>> BEGIN Data for this task

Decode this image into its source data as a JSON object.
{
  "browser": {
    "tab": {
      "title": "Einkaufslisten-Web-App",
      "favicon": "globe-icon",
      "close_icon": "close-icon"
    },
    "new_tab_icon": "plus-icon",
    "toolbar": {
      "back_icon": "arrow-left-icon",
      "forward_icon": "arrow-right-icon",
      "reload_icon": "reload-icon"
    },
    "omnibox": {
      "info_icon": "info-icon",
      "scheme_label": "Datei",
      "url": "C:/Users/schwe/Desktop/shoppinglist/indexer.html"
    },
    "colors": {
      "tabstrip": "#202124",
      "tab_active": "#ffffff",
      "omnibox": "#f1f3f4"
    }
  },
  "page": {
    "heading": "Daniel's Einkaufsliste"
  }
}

>> END Data for this task

**Task instructions:**
Your task is to give the records above again, exactly.

**Output below:**
Decode this image into its source data as a JSON object.
{
  "browser": {
    "tab": {
      "title": "Einkaufslisten-Web-App",
      "favicon": "globe-icon",
      "close_icon": "close-icon"
    },
    "new_tab_icon": "plus-icon",
    "toolbar": {
      "back_icon": "arrow-left-icon",
      "forward_icon": "arrow-right-icon",
      "reload_icon": "reload-icon"
    },
    "omnibox": {
      "info_icon": "info-icon",
      "scheme_label": "Datei",
      "url": "C:/Users/schwe/Desktop/shoppinglist/indexer.html"
    },
    "colors": {
      "tabstrip": "#202124",
      "tab_active": "#ffffff",
      "omnibox": "#f1f3f4"
    }
  },
  "page": {
    "heading": "Daniel's Einkaufsliste"
  }
}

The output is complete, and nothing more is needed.